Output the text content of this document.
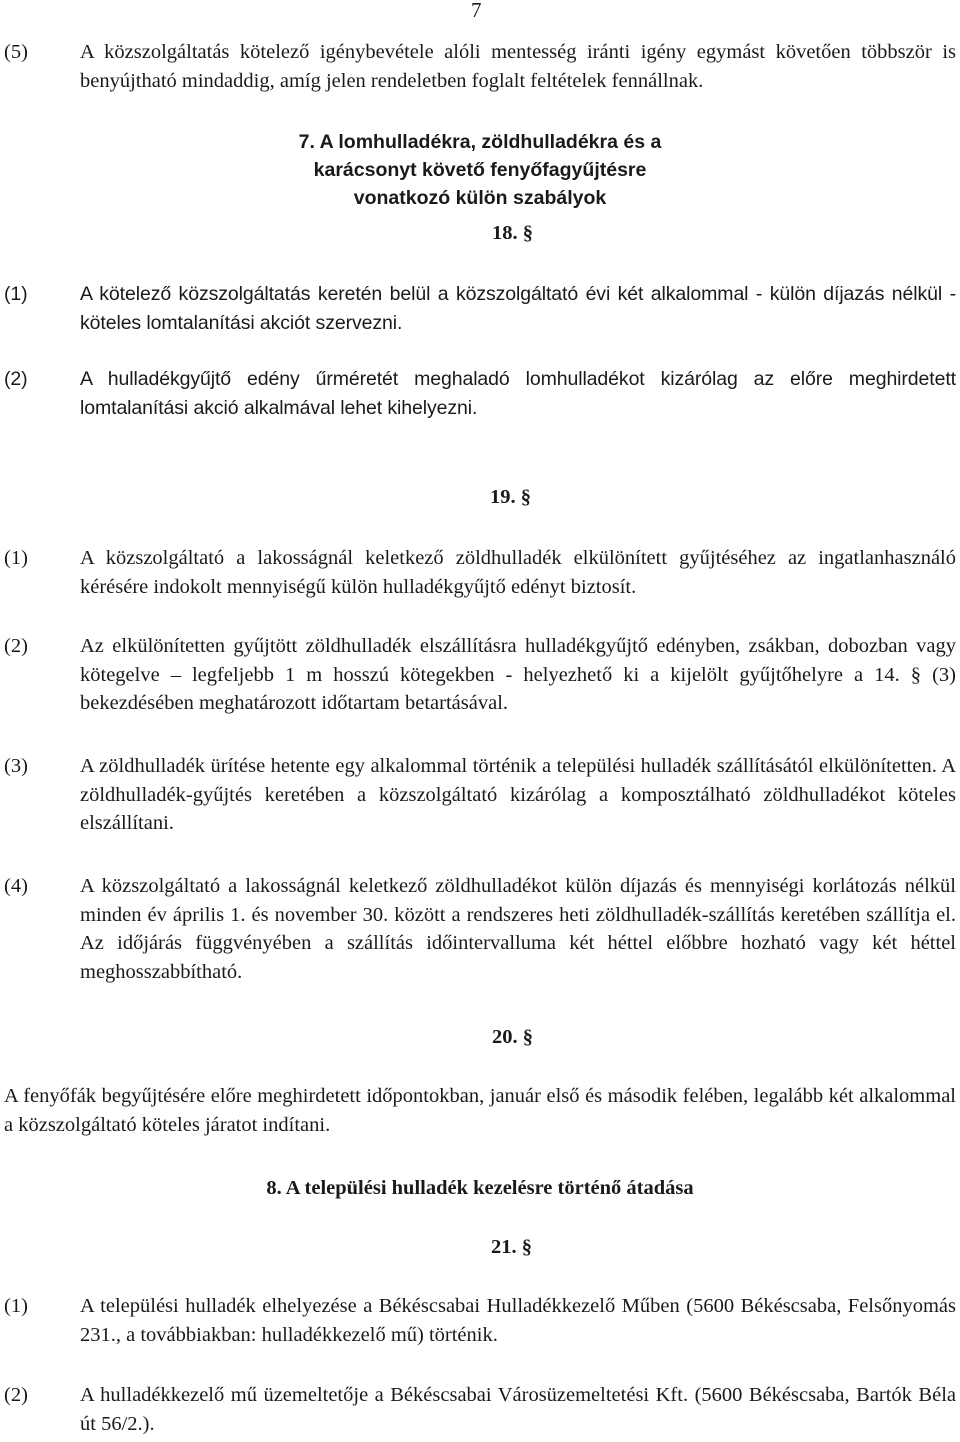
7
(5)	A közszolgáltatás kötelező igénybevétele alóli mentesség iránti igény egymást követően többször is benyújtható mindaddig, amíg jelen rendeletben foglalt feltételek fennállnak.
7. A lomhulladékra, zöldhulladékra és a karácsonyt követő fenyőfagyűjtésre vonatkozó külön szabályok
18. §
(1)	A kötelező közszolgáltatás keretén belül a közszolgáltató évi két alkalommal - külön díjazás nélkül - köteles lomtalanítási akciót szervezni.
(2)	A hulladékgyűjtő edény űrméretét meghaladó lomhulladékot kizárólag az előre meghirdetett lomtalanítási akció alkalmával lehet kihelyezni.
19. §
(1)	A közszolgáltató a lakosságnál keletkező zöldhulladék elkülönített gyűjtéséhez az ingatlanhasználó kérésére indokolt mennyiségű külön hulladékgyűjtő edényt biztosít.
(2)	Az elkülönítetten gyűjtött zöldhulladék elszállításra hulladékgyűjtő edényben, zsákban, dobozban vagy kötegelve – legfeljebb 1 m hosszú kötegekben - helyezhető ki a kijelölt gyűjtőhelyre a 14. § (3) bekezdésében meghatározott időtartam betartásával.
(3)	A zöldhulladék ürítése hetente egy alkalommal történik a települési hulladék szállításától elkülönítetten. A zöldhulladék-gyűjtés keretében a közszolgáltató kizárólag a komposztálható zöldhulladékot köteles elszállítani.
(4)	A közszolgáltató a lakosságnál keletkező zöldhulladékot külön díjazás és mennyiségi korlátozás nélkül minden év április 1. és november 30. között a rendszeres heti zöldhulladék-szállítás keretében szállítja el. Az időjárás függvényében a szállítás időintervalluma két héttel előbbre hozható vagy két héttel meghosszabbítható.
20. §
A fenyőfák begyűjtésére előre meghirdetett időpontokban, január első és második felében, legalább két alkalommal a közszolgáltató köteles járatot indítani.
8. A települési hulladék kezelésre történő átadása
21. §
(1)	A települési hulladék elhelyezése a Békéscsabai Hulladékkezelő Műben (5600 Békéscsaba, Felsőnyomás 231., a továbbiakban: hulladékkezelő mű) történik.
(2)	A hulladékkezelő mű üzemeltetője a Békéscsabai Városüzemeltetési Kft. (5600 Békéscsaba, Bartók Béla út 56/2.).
========
### REQUEST
All of the entries need to be transcribed word for word; pictures are left out.

### ANSWER IN FULL
Output the text content of this document.
7
(5)	A közszolgáltatás kötelező igénybevétele alóli mentesség iránti igény egymást követően többször is benyújtható mindaddig, amíg jelen rendeletben foglalt feltételek fennállnak.
7. A lomhulladékra, zöldhulladékra és a karácsonyt követő fenyőfagyűjtésre vonatkozó külön szabályok
18. §
(1)	A kötelező közszolgáltatás keretén belül a közszolgáltató évi két alkalommal - külön díjazás nélkül - köteles lomtalanítási akciót szervezni.
(2)	A hulladékgyűjtő edény űrméretét meghaladó lomhulladékot kizárólag az előre meghirdetett lomtalanítási akció alkalmával lehet kihelyezni.
19. §
(1)	A közszolgáltató a lakosságnál keletkező zöldhulladék elkülönített gyűjtéséhez az ingatlanhasználó kérésére indokolt mennyiségű külön hulladékgyűjtő edényt biztosít.
(2)	Az elkülönítetten gyűjtött zöldhulladék elszállításra hulladékgyűjtő edényben, zsákban, dobozban vagy kötegelve – legfeljebb 1 m hosszú kötegekben - helyezhető ki a kijelölt gyűjtőhelyre a 14. § (3) bekezdésében meghatározott időtartam betartásával.
(3)	A zöldhulladék ürítése hetente egy alkalommal történik a települési hulladék szállításától elkülönítetten. A zöldhulladék-gyűjtés keretében a közszolgáltató kizárólag a komposztálható zöldhulladékot köteles elszállítani.
(4)	A közszolgáltató a lakosságnál keletkező zöldhulladékot külön díjazás és mennyiségi korlátozás nélkül minden év április 1. és november 30. között a rendszeres heti zöldhulladék-szállítás keretében szállítja el. Az időjárás függvényében a szállítás időintervalluma két héttel előbbre hozható vagy két héttel meghosszabbítható.
20. §
A fenyőfák begyűjtésére előre meghirdetett időpontokban, január első és második felében, legalább két alkalommal a közszolgáltató köteles járatot indítani.
8. A települési hulladék kezelésre történő átadása
21. §
(1)	A települési hulladék elhelyezése a Békéscsabai Hulladékkezelő Műben (5600 Békéscsaba, Felsőnyomás 231., a továbbiakban: hulladékkezelő mű) történik.
(2)	A hulladékkezelő mű üzemeltetője a Békéscsabai Városüzemeltetési Kft. (5600 Békéscsaba, Bartók Béla út 56/2.).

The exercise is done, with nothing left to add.